__TEXTO DA PÁGINA__
==*==
Desde o momento de bioprospecção, quando o estudo de uma semente ou planta começa, com a extração de seu óleo, manteiga ou extrato, até a composição de uma fórmula que será o protótipo de um cosmético, são feitas análises físico-químicas e sensoriais, que revelam diversas características – se o ingrediente ativa a fabricação de colágeno ou se tem ação no folículo capilar, por exemplo. Todas estas informações compõem um grande banco de dados, cujo cruzamento e simulações permitem chegar às melhores combinações antes da fórmula ir para a bancada do laboratório.
Tome-se como exemplo o patauá, um fruto originado de uma palmeira da Amazônia que é a base de uma linha de produtos lançada em 2018. Por meio do mapeamento dos genes desse ingrediente, a Natura descobriu propriedades capazes de aumentar a velocidade de crescimento do fio de cabelo. “Com todas essas pesquisas, sei exatamente o que deve entrar na formulação, nem mais, nem menos, para chegar a esse resultado”, conta Roseli.
“Em paralelo, uma equipe identifica como vamos manejar essa árvore, em qual época do ano tirar a semente, como deve ser conservada para estruturarmos uma cadeia de comércio justo com rastreabilidade, em que o benefício volte para a comunidade de onde tiramos esse ativo”, acrescenta.
==*==
__ATIVIDADE__
Segundo o texto da página, que propriedades a Natura descobriu no patauá por meio do mapeamento dos genes desse ingrediente?

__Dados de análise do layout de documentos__
==*==
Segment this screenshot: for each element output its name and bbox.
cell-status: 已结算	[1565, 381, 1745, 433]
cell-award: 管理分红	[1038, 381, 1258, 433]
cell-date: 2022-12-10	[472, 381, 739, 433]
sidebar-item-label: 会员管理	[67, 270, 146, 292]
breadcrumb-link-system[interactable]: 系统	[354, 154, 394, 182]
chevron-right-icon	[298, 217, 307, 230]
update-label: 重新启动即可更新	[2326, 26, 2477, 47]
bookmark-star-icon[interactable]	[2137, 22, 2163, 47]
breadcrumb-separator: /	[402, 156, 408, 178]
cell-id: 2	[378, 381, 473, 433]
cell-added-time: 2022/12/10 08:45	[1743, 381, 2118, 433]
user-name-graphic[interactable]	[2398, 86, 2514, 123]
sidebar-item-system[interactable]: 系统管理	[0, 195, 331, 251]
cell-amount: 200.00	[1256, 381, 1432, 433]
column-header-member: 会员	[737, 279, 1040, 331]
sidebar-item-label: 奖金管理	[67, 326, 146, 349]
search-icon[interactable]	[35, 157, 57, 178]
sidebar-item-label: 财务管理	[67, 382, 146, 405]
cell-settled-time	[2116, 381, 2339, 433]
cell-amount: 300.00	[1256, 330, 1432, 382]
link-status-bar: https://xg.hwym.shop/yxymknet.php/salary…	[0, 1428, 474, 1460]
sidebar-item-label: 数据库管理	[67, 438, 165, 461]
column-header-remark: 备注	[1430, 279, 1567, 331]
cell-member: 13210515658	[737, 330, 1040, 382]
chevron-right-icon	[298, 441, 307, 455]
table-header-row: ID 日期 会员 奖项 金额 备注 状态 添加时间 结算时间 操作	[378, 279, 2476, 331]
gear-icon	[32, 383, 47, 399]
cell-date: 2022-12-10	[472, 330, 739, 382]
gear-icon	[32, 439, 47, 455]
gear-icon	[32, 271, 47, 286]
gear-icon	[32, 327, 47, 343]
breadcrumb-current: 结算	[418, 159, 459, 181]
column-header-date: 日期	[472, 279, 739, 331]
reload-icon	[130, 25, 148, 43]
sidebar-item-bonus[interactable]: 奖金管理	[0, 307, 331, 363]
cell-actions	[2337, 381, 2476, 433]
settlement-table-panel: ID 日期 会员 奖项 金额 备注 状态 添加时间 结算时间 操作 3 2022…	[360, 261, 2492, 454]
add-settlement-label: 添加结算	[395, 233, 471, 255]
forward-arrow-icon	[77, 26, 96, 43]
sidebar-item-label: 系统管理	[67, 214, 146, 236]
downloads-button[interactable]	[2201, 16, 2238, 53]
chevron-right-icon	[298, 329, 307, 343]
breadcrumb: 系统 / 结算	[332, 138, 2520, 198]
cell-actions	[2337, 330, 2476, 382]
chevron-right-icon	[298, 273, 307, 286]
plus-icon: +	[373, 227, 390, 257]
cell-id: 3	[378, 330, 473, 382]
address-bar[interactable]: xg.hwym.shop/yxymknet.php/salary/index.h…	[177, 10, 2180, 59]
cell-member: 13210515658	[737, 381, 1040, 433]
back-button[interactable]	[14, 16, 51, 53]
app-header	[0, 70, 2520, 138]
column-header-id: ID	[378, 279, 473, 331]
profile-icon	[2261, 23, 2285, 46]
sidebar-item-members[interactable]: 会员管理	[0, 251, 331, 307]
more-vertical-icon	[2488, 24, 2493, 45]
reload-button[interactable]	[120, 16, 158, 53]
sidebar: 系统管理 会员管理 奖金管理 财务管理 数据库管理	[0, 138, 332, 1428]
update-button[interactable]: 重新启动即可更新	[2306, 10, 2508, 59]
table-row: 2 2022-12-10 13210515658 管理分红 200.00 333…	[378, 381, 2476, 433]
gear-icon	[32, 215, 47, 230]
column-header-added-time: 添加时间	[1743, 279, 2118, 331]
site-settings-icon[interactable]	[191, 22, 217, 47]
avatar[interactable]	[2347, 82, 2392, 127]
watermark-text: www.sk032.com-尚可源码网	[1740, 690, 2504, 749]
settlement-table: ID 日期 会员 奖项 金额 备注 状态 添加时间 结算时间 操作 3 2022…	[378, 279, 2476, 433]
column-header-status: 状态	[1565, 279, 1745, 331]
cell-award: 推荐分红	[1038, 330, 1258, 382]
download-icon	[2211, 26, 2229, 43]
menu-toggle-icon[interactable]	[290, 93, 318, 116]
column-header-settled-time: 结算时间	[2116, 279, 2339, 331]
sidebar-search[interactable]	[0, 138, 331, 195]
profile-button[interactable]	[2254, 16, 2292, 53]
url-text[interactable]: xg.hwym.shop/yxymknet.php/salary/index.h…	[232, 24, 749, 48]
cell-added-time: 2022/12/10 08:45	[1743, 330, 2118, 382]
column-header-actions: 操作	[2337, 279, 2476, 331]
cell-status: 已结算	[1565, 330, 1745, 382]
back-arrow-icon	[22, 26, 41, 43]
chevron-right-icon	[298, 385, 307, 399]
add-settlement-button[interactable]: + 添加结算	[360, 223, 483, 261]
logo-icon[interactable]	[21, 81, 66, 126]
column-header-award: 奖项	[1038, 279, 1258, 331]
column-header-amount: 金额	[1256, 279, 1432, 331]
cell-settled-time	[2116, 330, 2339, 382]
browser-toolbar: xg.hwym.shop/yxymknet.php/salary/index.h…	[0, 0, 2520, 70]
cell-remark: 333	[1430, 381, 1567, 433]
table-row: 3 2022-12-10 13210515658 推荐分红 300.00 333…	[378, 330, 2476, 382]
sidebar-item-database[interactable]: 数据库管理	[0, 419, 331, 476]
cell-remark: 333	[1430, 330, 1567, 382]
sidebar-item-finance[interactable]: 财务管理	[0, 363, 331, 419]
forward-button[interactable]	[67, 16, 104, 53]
==*==
__RESOLUÇÃO__
Propriedades capazes de aumentar a velocidade de crescimento do fio de cabelo.